╭─ Page excerpt

LISA: Coss was selling drugs in the early 2000s, when a lot of the New York market was divided up by turf. Coss inherited his turf from a dealer who was trying to get out of the business. The guy was getting high on his own coke all the time and needed an out. So Coss took over the block.
Coss knew another guy selling drugs in the neighborhood: a guy named Jose Lallave Jr., who went by Joey. People also called him The Key, because his last name means “the key”, in Spanish, and because he was a magician when it came to opening car doors.
Joey was equally driven and had a way with customers. And Coss and Joey, they liked each other. So one day, they decided to join forces and take their business to the next level. But they didn’t really know what they’d signed up for. I talked to Joey on the phone.
JOEY: We both took blind faith steps into trusting one another and by the day you seen how this just gradually progressed into something really big. You know, we went from making a few hundred dollars to all of the sudden just within a one week, two week period, three, four, five, six, seven thousand dollars a night.

╰─
╭─ Listing

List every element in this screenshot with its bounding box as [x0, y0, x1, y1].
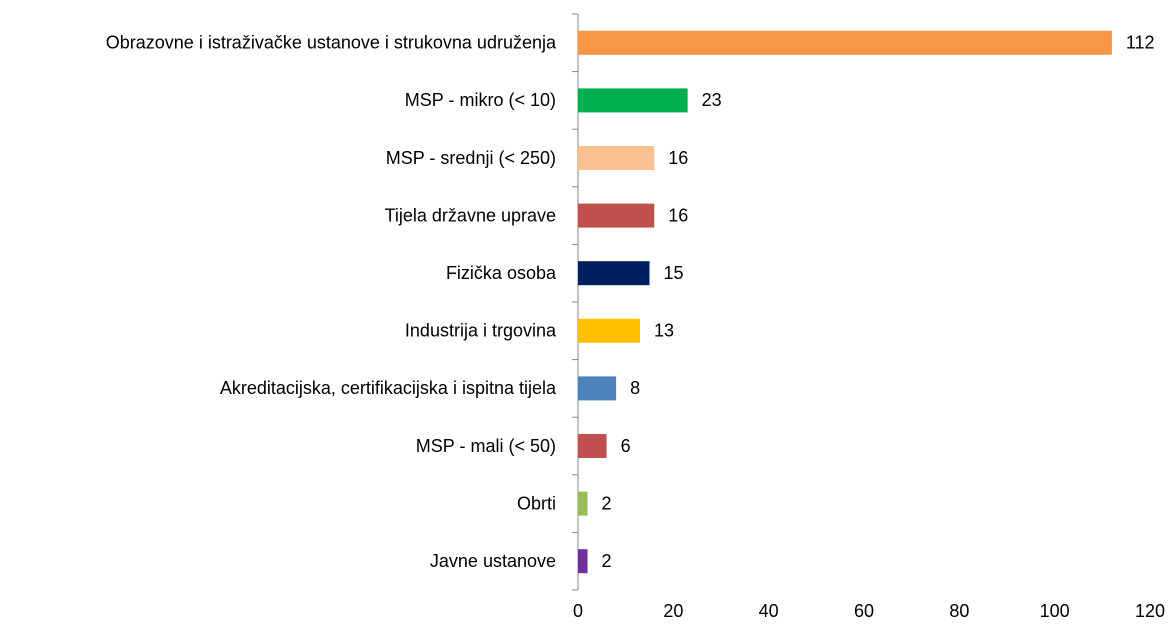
bar: [578, 203, 655, 228]
bar: [578, 146, 655, 170]
x-tick-label: 0: [573, 601, 583, 621]
bar: [578, 30, 1112, 55]
y-tick-label: Industrija i trgovina: [405, 321, 557, 341]
y-tick-label: MSP - mali (< 50): [416, 436, 556, 456]
data-label: 16: [668, 148, 688, 168]
bar: [578, 549, 588, 574]
x-tick-label: 80: [949, 601, 969, 621]
y-tick-label: MSP - srednji (< 250): [386, 148, 556, 168]
data-label: 8: [630, 378, 640, 398]
data-label: 112: [1126, 33, 1155, 53]
x-tick-label: 40: [759, 601, 779, 621]
x-tick-label: 100: [1040, 601, 1070, 621]
x-tick-label: 120: [1135, 601, 1165, 621]
data-label: 2: [602, 493, 612, 513]
bar: [578, 434, 607, 458]
y-tick-label: Akreditacijska, certifikacijska i ispitn…: [220, 378, 557, 398]
x-tick-label: 60: [854, 601, 874, 621]
y-tick-label: MSP - mikro (< 10): [405, 90, 556, 110]
data-label: 13: [654, 321, 674, 341]
x-tick-label: 20: [663, 601, 683, 621]
y-tick-label: Tijela državne uprave: [385, 205, 556, 225]
y-tick-label: Javne ustanove: [430, 551, 556, 571]
data-label: 23: [702, 90, 722, 110]
bar: [578, 491, 588, 516]
data-label: 16: [668, 205, 688, 225]
bar: [578, 376, 617, 401]
y-tick-label: Obrti: [517, 493, 556, 513]
data-label: 2: [602, 551, 612, 571]
y-tick-label: Fizička osoba: [446, 263, 557, 283]
bar: [578, 261, 650, 286]
data-label: 6: [621, 436, 631, 456]
bar: [578, 318, 640, 343]
y-tick-label: Obrazovne i istraživačke ustanove i stru…: [106, 33, 557, 53]
bar: [578, 88, 688, 113]
data-label: 15: [664, 263, 684, 283]
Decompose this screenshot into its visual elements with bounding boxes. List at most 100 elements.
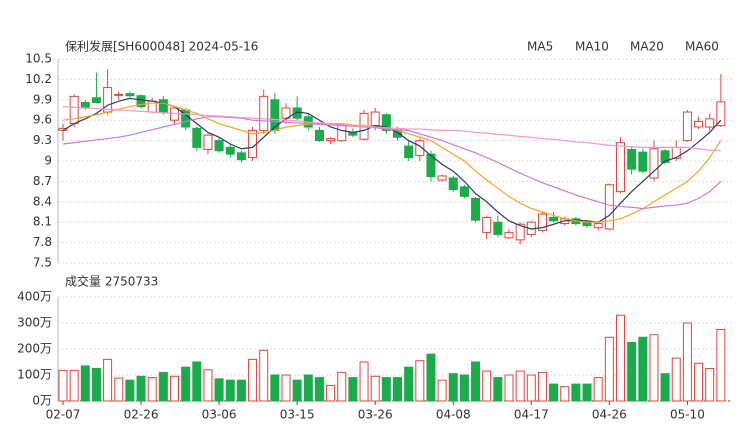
- volume-bar: [248, 358, 258, 402]
- y-tick-label: 100万: [17, 368, 52, 382]
- volume-bar: [537, 371, 547, 402]
- y-tick-label: 9.9: [33, 92, 52, 106]
- legend-entry: MA60: [685, 40, 719, 54]
- candle-body: [370, 111, 380, 127]
- y-tick-label: 10.2: [25, 72, 52, 86]
- volume-bar: [125, 379, 135, 402]
- volume-bar: [682, 322, 692, 402]
- volume-bar: [671, 357, 681, 402]
- volume-bar: [348, 377, 358, 402]
- y-tick-label: 10.5: [25, 52, 52, 66]
- volume-bar: [415, 360, 425, 402]
- candle-body: [248, 129, 258, 159]
- x-tick-label: 05-10: [670, 408, 705, 422]
- y-tick-label: 9.3: [33, 133, 52, 147]
- candle-body: [682, 111, 692, 142]
- legend-entry: MA10: [575, 40, 609, 54]
- volume-bar: [359, 361, 369, 402]
- volume-bar: [170, 375, 179, 402]
- volume-bar: [660, 373, 670, 402]
- candle-body: [593, 223, 603, 229]
- volume-bar: [69, 369, 79, 402]
- candle-body: [192, 127, 202, 148]
- volume-bar: [638, 336, 648, 402]
- volume-bar: [482, 370, 492, 402]
- candle-body: [404, 145, 414, 159]
- candle-body: [705, 118, 715, 128]
- candle-body: [627, 148, 637, 170]
- candle-body: [616, 142, 625, 193]
- x-tick-label: 04-26: [592, 408, 627, 422]
- volume-bar: [426, 353, 436, 402]
- candle-body: [314, 129, 324, 142]
- candle-body: [716, 101, 726, 127]
- candle-body: [259, 95, 269, 131]
- volume-bar: [91, 368, 101, 402]
- y-tick-label: 300万: [17, 316, 52, 330]
- volume-bar: [716, 329, 726, 402]
- candle-body: [493, 221, 503, 235]
- volume-bar: [515, 370, 525, 402]
- volume-bar: [181, 366, 191, 402]
- volume-bar: [58, 369, 68, 402]
- candle-body: [649, 148, 659, 179]
- candle-body: [326, 138, 336, 142]
- y-tick-label: 0万: [32, 394, 52, 408]
- candle-body: [515, 223, 525, 241]
- candle-body: [549, 216, 559, 222]
- volume-bar: [705, 368, 715, 402]
- candle-body: [426, 153, 436, 178]
- candle-body: [203, 134, 213, 150]
- volume-bar: [448, 373, 458, 402]
- volume-bar: [292, 379, 302, 402]
- volume-bar: [604, 336, 614, 402]
- y-tick-label: 9: [44, 154, 52, 168]
- volume-bar: [303, 374, 313, 402]
- volume-bar: [571, 383, 581, 402]
- candle-body: [103, 87, 113, 113]
- x-tick-label: 02-07: [46, 408, 81, 422]
- candle-body: [158, 99, 168, 113]
- volume-bar: [381, 377, 391, 402]
- candle-body: [459, 186, 469, 197]
- candle-body: [638, 151, 648, 172]
- x-tick-label: 03-15: [280, 408, 315, 422]
- volume-bar: [616, 314, 625, 402]
- y-tick-label: 200万: [17, 342, 52, 356]
- candle-body: [537, 213, 547, 231]
- candle-body: [91, 97, 101, 104]
- y-tick-label: 400万: [17, 290, 52, 304]
- y-tick-label: 7.8: [33, 235, 52, 249]
- candle-body: [448, 177, 458, 191]
- volume-bar: [192, 361, 202, 402]
- volume-bar: [270, 374, 280, 402]
- volume-bar: [236, 379, 246, 402]
- y-tick-label: 8.4: [33, 194, 52, 208]
- y-tick-label: 8.1: [33, 215, 52, 229]
- volume-title: 成交量 2750733: [65, 274, 158, 289]
- volume-bar: [437, 379, 447, 402]
- volume-bar: [560, 386, 570, 402]
- candle-body: [437, 175, 447, 181]
- chart-title: 保利发展[SH600048] 2024-05-16: [65, 39, 258, 54]
- volume-bar: [649, 334, 659, 402]
- legend-entry: MA20: [630, 40, 664, 54]
- volume-bar: [103, 358, 113, 402]
- volume-bar: [694, 362, 704, 402]
- candle-body: [214, 140, 224, 152]
- candle-body: [471, 197, 481, 221]
- volume-bar: [526, 374, 536, 402]
- volume-bar: [203, 369, 213, 402]
- volume-bar: [549, 383, 559, 402]
- candle-body: [482, 216, 492, 233]
- volume-bar: [582, 383, 592, 402]
- candle-body: [381, 114, 391, 131]
- x-tick-label: 03-26: [358, 408, 393, 422]
- volume-bar: [136, 375, 146, 402]
- candle-body: [114, 93, 124, 96]
- x-tick-label: 02-26: [124, 408, 159, 422]
- volume-bar: [158, 371, 168, 402]
- candle-body: [337, 124, 347, 142]
- candle-body: [415, 140, 425, 157]
- volume-bar: [147, 377, 157, 402]
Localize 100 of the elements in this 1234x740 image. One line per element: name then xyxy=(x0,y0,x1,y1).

╰─

> Directive A
In the transcript about Coss and Joey, what two reasons are given for people calling Joey "The Key"?
> Directive B
Please continue the transcript about Coss and Joey, starting right after its last sentence.

> Output A
His last name means "the key" in Spanish, and he was a magician when it came to opening car doors.

> Output B
LISA: Their operation took off for a couple of reasons. When they first started, Coss and Joey were largely selling to friends, and friends of friends, people in the neighborhood. But they noticed something. The neighborhood was changing. There were more white people moving in. More suits. And they thought, what if we sold to them? But that meant changing things about their operation. For starters, they had to dress for a different clientele.
COSS: I couldn’t walk with, like, a white person next to me that looked more professional and I’m wearing like baggy jeans, I had like, a triple XL t-shirt, because it would look funny. And I’ve been stopped before because of that, so I decided to go shopping. Get, like, suits and ties and you know, just look more professional. And we were not getting stopped anymore.
LISA: Really? You noticed that overnight?
COSS: Oh yeah, overnight.
LISA: It was a double win to dress in suit and tie. It was better marketing for their new customers. But also, the cops just left them alone.
Coss and Joey would stand out in front a local bar in the Lower East Side called Happy Ending. It was a spot for a young party crowd to hang, or as Coss describes them, white hipsters.
Coss and Joey made 10-thousand business cards. The cards were black, with the name “Happy Ending” and three telephone numbers printed in white. They handed out these cards to everyone they met.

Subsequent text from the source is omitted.